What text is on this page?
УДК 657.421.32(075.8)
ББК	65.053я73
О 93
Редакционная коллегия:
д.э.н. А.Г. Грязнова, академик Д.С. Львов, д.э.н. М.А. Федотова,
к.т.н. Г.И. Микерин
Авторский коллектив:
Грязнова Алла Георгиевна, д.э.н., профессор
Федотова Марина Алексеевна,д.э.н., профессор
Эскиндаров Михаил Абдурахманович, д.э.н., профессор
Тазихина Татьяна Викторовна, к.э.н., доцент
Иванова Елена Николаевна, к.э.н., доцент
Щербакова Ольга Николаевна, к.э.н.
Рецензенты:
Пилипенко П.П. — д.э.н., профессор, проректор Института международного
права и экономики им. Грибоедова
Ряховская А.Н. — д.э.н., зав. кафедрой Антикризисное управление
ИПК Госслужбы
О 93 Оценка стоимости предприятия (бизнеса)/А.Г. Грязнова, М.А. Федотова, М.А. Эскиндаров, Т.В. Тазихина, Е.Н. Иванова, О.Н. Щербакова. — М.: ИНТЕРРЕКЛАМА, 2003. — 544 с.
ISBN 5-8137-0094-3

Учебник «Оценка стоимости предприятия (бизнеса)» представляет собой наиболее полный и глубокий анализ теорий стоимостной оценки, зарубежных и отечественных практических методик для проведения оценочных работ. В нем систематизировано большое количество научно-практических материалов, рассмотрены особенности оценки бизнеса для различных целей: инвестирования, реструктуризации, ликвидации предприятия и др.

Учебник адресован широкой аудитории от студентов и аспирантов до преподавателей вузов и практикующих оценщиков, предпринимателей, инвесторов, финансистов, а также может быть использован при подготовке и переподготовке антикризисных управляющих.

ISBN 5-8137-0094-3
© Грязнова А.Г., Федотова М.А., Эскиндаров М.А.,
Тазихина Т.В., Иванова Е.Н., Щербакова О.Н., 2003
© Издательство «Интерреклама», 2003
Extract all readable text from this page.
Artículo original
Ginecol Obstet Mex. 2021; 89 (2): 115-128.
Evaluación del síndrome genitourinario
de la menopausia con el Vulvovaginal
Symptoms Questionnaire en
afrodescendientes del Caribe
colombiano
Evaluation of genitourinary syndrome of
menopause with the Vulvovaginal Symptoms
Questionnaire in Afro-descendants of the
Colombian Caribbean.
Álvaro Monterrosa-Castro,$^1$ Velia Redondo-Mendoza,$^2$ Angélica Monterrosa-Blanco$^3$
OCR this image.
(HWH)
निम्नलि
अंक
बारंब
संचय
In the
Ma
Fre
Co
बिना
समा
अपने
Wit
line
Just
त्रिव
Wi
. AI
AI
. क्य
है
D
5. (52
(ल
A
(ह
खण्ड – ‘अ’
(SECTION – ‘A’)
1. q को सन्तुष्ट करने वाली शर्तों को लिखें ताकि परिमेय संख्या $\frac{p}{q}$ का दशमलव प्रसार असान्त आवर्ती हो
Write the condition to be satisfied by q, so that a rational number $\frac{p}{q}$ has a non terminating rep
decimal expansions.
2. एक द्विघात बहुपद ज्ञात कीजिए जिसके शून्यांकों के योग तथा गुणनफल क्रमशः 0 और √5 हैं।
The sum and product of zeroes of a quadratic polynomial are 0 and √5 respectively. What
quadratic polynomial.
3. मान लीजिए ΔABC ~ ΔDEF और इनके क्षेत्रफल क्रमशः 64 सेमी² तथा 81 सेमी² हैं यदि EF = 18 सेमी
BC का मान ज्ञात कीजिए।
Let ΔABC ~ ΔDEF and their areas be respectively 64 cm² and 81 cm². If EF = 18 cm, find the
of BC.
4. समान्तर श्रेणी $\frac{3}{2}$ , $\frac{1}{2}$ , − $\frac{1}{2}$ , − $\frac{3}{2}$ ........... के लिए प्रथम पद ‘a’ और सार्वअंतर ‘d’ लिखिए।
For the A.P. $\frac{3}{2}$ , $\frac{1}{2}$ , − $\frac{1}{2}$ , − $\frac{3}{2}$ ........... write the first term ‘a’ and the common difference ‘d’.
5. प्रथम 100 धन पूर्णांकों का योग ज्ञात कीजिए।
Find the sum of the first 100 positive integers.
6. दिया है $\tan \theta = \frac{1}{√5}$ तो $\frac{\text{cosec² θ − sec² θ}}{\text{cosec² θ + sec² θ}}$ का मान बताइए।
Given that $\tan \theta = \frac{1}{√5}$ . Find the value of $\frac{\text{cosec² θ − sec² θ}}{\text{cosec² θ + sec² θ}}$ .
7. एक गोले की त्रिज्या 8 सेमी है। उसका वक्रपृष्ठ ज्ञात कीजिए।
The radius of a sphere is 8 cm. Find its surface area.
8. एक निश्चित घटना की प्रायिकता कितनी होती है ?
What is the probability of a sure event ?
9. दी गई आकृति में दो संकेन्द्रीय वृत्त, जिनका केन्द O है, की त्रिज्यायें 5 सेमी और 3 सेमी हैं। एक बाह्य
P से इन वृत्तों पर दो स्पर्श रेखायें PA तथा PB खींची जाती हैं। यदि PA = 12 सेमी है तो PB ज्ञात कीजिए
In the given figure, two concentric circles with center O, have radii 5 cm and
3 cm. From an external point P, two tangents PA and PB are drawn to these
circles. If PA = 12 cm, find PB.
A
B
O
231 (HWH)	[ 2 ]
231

========================

Look through the records and gather every line containing "first".

For the A.P. $\frac{3}{2}$ , $\frac{1}{2}$ , − $\frac{1}{2}$ , − $\frac{3}{2}$ ........... write the first term ‘a’ and the common difference ‘d’.
Find the sum of the first 100 positive integers.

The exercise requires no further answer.